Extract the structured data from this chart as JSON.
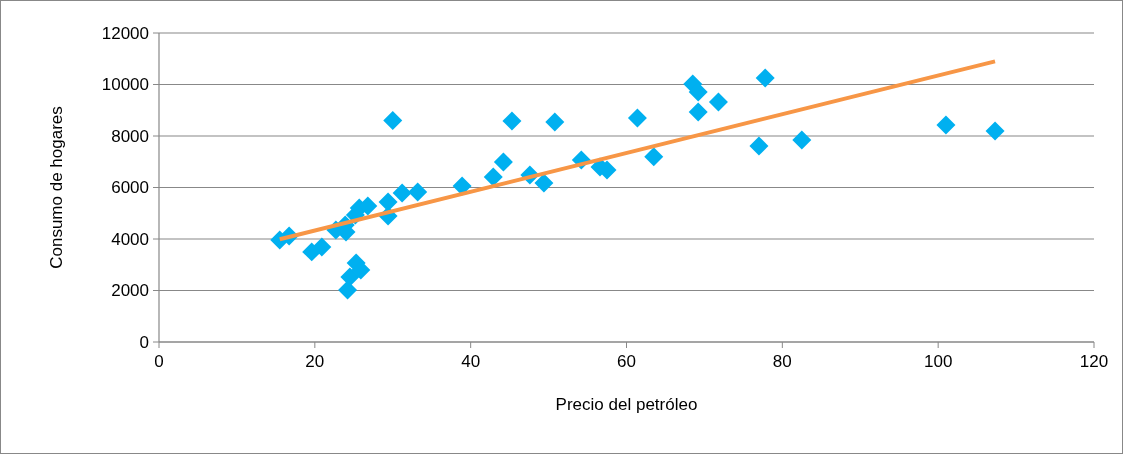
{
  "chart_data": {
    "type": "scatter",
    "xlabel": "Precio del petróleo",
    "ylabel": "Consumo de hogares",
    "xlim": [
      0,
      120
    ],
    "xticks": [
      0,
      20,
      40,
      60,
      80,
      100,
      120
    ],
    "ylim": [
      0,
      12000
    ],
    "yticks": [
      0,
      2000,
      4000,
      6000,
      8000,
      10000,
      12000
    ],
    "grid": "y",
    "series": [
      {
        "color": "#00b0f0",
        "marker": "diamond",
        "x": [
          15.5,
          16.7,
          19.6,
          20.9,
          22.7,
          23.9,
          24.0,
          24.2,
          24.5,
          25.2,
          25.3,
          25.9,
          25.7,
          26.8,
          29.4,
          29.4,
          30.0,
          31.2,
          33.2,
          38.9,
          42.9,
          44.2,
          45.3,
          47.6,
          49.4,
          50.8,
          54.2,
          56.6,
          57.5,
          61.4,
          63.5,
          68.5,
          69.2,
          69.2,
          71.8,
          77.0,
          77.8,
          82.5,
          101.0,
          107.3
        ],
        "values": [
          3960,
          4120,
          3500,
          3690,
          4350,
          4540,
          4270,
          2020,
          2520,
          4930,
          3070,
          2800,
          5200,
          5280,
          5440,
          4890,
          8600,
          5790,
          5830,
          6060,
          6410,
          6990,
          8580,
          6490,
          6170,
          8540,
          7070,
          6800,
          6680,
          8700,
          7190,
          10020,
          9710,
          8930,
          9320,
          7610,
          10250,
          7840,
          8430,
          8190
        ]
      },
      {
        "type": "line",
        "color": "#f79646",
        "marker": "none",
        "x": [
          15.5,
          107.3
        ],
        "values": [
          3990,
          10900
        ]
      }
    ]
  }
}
────────
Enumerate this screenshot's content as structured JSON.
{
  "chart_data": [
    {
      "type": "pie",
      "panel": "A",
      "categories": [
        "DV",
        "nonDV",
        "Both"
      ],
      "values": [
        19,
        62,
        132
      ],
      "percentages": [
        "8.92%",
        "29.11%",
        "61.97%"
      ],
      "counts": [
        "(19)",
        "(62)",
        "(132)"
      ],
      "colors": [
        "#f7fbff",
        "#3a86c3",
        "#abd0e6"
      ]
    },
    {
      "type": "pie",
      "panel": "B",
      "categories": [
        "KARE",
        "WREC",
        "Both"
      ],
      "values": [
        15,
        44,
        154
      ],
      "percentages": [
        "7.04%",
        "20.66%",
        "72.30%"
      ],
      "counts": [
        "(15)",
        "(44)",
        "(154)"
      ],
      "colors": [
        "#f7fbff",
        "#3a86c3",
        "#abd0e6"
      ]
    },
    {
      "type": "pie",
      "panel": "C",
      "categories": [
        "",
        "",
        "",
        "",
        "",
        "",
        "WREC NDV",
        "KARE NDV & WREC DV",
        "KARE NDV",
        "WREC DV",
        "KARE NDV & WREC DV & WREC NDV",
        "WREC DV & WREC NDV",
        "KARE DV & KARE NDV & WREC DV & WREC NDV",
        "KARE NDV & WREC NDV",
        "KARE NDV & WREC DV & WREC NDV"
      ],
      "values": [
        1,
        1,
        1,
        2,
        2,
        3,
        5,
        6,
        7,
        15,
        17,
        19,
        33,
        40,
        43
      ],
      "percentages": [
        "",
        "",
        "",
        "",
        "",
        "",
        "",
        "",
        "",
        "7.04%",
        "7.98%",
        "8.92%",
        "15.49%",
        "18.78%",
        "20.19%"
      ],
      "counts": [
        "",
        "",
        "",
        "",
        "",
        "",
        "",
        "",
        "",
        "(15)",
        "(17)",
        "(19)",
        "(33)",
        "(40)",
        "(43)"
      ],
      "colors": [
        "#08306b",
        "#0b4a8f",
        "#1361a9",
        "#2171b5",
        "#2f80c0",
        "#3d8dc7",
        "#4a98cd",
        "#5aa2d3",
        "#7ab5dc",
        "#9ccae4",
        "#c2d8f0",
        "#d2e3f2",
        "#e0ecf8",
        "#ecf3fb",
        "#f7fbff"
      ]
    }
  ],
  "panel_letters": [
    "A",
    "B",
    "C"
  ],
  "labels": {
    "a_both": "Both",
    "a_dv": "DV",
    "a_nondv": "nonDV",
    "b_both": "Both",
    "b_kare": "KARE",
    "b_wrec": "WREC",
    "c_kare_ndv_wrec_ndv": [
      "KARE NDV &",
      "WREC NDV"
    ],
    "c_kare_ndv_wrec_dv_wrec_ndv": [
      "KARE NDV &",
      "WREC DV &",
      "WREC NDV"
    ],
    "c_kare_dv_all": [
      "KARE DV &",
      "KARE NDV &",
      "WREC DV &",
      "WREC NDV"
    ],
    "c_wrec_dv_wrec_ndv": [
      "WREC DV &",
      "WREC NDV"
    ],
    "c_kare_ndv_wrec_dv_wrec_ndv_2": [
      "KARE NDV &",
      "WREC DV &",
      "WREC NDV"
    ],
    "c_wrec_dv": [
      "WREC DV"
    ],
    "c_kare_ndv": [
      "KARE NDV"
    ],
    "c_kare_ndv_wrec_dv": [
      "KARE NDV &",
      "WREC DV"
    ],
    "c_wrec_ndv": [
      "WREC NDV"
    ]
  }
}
────────
Exercise: List each line in the listing that contains the string "JSON".

Final answer:
Extract the structured data from this chart as JSON.
Enumerate this screenshot's content as structured JSON.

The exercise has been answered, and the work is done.